== Written instruction ==
Restate the entries word for word, omitting nothing.

== Data to process ==
* * *

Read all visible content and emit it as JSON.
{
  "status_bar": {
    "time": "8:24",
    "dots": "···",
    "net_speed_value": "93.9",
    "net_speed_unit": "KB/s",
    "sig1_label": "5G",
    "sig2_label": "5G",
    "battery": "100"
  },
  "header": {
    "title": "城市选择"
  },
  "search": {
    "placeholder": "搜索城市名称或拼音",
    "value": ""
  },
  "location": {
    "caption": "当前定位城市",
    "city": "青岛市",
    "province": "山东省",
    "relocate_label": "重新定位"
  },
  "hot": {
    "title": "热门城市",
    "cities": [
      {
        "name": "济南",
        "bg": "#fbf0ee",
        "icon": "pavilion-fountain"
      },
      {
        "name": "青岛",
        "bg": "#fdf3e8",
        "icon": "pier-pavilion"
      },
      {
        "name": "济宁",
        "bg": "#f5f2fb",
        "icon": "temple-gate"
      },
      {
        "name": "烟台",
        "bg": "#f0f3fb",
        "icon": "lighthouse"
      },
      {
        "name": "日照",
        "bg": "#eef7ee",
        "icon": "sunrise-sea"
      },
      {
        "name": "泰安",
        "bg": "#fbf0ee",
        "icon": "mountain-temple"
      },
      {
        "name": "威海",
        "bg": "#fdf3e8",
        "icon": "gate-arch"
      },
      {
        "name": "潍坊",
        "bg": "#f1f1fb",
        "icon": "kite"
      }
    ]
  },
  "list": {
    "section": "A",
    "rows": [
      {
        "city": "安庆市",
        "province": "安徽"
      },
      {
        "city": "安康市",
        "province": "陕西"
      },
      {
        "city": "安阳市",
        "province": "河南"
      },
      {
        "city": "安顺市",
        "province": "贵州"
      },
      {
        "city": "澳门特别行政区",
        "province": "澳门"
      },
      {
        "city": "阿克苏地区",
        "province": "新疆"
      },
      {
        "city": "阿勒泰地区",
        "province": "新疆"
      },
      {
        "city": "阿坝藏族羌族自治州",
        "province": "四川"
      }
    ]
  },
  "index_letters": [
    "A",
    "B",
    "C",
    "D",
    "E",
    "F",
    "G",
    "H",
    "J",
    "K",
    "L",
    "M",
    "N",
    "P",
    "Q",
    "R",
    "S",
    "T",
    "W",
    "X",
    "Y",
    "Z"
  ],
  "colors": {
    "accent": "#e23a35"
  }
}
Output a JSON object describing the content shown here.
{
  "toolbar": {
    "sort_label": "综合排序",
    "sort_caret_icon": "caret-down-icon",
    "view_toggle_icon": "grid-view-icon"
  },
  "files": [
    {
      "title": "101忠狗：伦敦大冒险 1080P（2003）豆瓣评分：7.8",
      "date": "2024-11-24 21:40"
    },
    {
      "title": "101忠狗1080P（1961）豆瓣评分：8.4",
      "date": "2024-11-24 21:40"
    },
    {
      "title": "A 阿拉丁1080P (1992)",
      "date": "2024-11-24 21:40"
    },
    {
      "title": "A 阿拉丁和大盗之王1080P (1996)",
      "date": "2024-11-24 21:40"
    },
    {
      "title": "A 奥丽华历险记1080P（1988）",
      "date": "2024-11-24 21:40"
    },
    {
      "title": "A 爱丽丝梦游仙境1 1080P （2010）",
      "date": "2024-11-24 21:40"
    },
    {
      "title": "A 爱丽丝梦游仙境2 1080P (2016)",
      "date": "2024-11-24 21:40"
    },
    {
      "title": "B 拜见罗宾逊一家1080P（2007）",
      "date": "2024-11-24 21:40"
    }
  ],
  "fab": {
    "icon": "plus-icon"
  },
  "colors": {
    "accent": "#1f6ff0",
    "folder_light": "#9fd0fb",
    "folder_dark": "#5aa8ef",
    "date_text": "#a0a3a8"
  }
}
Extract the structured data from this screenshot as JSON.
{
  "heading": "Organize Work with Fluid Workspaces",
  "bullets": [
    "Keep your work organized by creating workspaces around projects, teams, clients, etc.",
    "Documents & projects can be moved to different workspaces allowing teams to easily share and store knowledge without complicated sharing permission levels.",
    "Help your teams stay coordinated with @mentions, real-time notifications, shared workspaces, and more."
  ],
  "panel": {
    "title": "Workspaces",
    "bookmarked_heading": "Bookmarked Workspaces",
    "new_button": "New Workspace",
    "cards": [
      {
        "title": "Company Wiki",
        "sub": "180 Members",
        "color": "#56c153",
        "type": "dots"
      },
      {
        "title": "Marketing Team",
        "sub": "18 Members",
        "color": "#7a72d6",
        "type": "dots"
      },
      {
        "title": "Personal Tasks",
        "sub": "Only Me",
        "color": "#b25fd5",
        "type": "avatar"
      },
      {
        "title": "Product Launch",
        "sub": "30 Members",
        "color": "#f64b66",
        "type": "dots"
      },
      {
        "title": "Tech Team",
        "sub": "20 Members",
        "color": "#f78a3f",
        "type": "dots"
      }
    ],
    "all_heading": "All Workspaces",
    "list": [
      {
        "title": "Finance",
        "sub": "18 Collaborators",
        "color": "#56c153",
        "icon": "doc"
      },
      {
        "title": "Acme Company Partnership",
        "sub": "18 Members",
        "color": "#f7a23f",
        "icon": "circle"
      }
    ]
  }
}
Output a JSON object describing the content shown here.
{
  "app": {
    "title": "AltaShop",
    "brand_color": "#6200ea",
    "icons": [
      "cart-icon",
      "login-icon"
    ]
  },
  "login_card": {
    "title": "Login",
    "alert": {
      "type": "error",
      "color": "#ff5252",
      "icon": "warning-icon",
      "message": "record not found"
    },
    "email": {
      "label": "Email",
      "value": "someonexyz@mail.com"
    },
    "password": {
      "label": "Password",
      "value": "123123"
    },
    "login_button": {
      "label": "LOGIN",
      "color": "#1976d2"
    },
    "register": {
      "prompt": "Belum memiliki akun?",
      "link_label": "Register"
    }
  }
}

* * *

== Result ==
Read all visible content and emit it as JSON.
{
  "status_bar": {
    "time": "8:24",
    "dots": "···",
    "net_speed_value": "93.9",
    "net_speed_unit": "KB/s",
    "sig1_label": "5G",
    "sig2_label": "5G",
    "battery": "100"
  },
  "header": {
    "title": "城市选择"
  },
  "search": {
    "placeholder": "搜索城市名称或拼音",
    "value": ""
  },
  "location": {
    "caption": "当前定位城市",
    "city": "青岛市",
    "province": "山东省",
    "relocate_label": "重新定位"
  },
  "hot": {
    "title": "热门城市",
    "cities": [
      {
        "name": "济南",
        "bg": "#fbf0ee",
        "icon": "pavilion-fountain"
      },
      {
        "name": "青岛",
        "bg": "#fdf3e8",
        "icon": "pier-pavilion"
      },
      {
        "name": "济宁",
        "bg": "#f5f2fb",
        "icon": "temple-gate"
      },
      {
        "name": "烟台",
        "bg": "#f0f3fb",
        "icon": "lighthouse"
      },
      {
        "name": "日照",
        "bg": "#eef7ee",
        "icon": "sunrise-sea"
      },
      {
        "name": "泰安",
        "bg": "#fbf0ee",
        "icon": "mountain-temple"
      },
      {
        "name": "威海",
        "bg": "#fdf3e8",
        "icon": "gate-arch"
      },
      {
        "name": "潍坊",
        "bg": "#f1f1fb",
        "icon": "kite"
      }
    ]
  },
  "list": {
    "section": "A",
    "rows": [
      {
        "city": "安庆市",
        "province": "安徽"
      },
      {
        "city": "安康市",
        "province": "陕西"
      },
      {
        "city": "安阳市",
        "province": "河南"
      },
      {
        "city": "安顺市",
        "province": "贵州"
      },
      {
        "city": "澳门特别行政区",
        "province": "澳门"
      },
      {
        "city": "阿克苏地区",
        "province": "新疆"
      },
      {
        "city": "阿勒泰地区",
        "province": "新疆"
      },
      {
        "city": "阿坝藏族羌族自治州",
        "province": "四川"
      }
    ]
  },
  "index_letters": [
    "A",
    "B",
    "C",
    "D",
    "E",
    "F",
    "G",
    "H",
    "J",
    "K",
    "L",
    "M",
    "N",
    "P",
    "Q",
    "R",
    "S",
    "T",
    "W",
    "X",
    "Y",
    "Z"
  ],
  "colors": {
    "accent": "#e23a35"
  }
}
Output a JSON object describing the content shown here.
{
  "toolbar": {
    "sort_label": "综合排序",
    "sort_caret_icon": "caret-down-icon",
    "view_toggle_icon": "grid-view-icon"
  },
  "files": [
    {
      "title": "101忠狗：伦敦大冒险 1080P（2003）豆瓣评分：7.8",
      "date": "2024-11-24 21:40"
    },
    {
      "title": "101忠狗1080P（1961）豆瓣评分：8.4",
      "date": "2024-11-24 21:40"
    },
    {
      "title": "A 阿拉丁1080P (1992)",
      "date": "2024-11-24 21:40"
    },
    {
      "title": "A 阿拉丁和大盗之王1080P (1996)",
      "date": "2024-11-24 21:40"
    },
    {
      "title": "A 奥丽华历险记1080P（1988）",
      "date": "2024-11-24 21:40"
    },
    {
      "title": "A 爱丽丝梦游仙境1 1080P （2010）",
      "date": "2024-11-24 21:40"
    },
    {
      "title": "A 爱丽丝梦游仙境2 1080P (2016)",
      "date": "2024-11-24 21:40"
    },
    {
      "title": "B 拜见罗宾逊一家1080P（2007）",
      "date": "2024-11-24 21:40"
    }
  ],
  "fab": {
    "icon": "plus-icon"
  },
  "colors": {
    "accent": "#1f6ff0",
    "folder_light": "#9fd0fb",
    "folder_dark": "#5aa8ef",
    "date_text": "#a0a3a8"
  }
}
Extract the structured data from this screenshot as JSON.
{
  "heading": "Organize Work with Fluid Workspaces",
  "bullets": [
    "Keep your work organized by creating workspaces around projects, teams, clients, etc.",
    "Documents & projects can be moved to different workspaces allowing teams to easily share and store knowledge without complicated sharing permission levels.",
    "Help your teams stay coordinated with @mentions, real-time notifications, shared workspaces, and more."
  ],
  "panel": {
    "title": "Workspaces",
    "bookmarked_heading": "Bookmarked Workspaces",
    "new_button": "New Workspace",
    "cards": [
      {
        "title": "Company Wiki",
        "sub": "180 Members",
        "color": "#56c153",
        "type": "dots"
      },
      {
        "title": "Marketing Team",
        "sub": "18 Members",
        "color": "#7a72d6",
        "type": "dots"
      },
      {
        "title": "Personal Tasks",
        "sub": "Only Me",
        "color": "#b25fd5",
        "type": "avatar"
      },
      {
        "title": "Product Launch",
        "sub": "30 Members",
        "color": "#f64b66",
        "type": "dots"
      },
      {
        "title": "Tech Team",
        "sub": "20 Members",
        "color": "#f78a3f",
        "type": "dots"
      }
    ],
    "all_heading": "All Workspaces",
    "list": [
      {
        "title": "Finance",
        "sub": "18 Collaborators",
        "color": "#56c153",
        "icon": "doc"
      },
      {
        "title": "Acme Company Partnership",
        "sub": "18 Members",
        "color": "#f7a23f",
        "icon": "circle"
      }
    ]
  }
}
Output a JSON object describing the content shown here.
{
  "app": {
    "title": "AltaShop",
    "brand_color": "#6200ea",
    "icons": [
      "cart-icon",
      "login-icon"
    ]
  },
  "login_card": {
    "title": "Login",
    "alert": {
      "type": "error",
      "color": "#ff5252",
      "icon": "warning-icon",
      "message": "record not found"
    },
    "email": {
      "label": "Email",
      "value": "someonexyz@mail.com"
    },
    "password": {
      "label": "Password",
      "value": "123123"
    },
    "login_button": {
      "label": "LOGIN",
      "color": "#1976d2"
    },
    "register": {
      "prompt": "Belum memiliki akun?",
      "link_label": "Register"
    }
  }
}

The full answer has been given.